TASK STATEMENT: Each line in the entries below that holds the string "this" is to be listed.

-------- MATERIAL TO PROCESS

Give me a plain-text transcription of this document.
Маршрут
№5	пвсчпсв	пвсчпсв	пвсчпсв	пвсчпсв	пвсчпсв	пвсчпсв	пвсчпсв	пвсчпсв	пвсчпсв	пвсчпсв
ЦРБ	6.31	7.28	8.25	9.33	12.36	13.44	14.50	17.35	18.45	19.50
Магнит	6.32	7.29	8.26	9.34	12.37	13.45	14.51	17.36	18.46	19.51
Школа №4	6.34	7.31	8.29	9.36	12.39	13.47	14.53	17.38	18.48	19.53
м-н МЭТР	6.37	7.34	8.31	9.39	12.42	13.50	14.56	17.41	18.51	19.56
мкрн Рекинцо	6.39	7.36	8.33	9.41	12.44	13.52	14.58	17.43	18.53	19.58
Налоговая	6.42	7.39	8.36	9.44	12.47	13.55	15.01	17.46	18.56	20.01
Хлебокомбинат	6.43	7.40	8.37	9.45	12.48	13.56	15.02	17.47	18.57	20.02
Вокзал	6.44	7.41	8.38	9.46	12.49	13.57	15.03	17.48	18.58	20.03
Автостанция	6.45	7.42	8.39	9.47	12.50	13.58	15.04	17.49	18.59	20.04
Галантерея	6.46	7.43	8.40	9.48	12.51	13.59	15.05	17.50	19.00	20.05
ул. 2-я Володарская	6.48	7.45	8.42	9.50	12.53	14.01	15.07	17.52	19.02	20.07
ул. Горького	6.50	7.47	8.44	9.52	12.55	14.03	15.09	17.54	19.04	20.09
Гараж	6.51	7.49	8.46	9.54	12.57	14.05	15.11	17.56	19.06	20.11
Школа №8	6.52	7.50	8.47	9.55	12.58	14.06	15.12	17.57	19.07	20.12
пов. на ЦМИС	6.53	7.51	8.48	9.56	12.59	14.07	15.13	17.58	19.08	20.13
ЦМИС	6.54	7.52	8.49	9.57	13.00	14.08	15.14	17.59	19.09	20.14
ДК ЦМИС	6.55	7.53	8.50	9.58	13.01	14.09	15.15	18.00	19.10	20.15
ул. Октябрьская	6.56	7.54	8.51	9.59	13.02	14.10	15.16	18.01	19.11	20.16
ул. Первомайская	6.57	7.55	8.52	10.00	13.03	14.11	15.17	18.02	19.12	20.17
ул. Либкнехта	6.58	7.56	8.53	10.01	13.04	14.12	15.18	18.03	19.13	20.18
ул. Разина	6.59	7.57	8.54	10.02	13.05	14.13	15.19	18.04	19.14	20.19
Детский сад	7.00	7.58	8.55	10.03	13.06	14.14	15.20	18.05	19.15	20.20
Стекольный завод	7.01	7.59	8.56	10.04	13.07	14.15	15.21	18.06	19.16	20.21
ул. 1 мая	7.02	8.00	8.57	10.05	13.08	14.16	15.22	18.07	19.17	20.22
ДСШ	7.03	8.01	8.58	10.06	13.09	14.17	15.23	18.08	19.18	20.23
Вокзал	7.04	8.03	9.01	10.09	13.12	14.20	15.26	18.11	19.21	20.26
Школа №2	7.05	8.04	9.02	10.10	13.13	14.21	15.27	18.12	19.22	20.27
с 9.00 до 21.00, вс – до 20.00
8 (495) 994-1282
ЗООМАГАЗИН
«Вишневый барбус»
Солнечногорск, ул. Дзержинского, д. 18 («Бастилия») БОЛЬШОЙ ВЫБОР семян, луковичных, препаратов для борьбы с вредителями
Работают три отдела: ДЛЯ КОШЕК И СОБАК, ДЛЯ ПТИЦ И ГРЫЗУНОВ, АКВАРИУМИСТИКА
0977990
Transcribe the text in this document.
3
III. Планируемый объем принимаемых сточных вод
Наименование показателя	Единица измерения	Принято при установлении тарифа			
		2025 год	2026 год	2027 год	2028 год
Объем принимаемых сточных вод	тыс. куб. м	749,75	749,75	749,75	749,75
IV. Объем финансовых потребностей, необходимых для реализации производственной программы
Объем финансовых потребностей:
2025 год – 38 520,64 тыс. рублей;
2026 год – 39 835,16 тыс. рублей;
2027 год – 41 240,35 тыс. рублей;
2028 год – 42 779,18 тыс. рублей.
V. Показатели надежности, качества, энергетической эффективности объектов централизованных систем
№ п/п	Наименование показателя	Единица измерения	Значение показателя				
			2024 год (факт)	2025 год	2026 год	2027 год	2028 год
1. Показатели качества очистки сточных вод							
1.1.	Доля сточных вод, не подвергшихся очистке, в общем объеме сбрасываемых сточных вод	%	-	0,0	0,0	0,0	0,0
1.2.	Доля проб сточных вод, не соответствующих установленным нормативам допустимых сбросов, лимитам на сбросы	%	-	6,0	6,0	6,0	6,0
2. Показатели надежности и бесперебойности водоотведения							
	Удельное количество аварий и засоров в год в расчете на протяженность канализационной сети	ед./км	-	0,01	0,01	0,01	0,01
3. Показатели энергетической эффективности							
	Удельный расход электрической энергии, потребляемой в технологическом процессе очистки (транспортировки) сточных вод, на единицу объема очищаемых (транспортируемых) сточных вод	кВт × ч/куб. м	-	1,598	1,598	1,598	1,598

----------------

TASK SOLUTION:
Give me a plain-text transcription of this document.
Transcribe the text in this document.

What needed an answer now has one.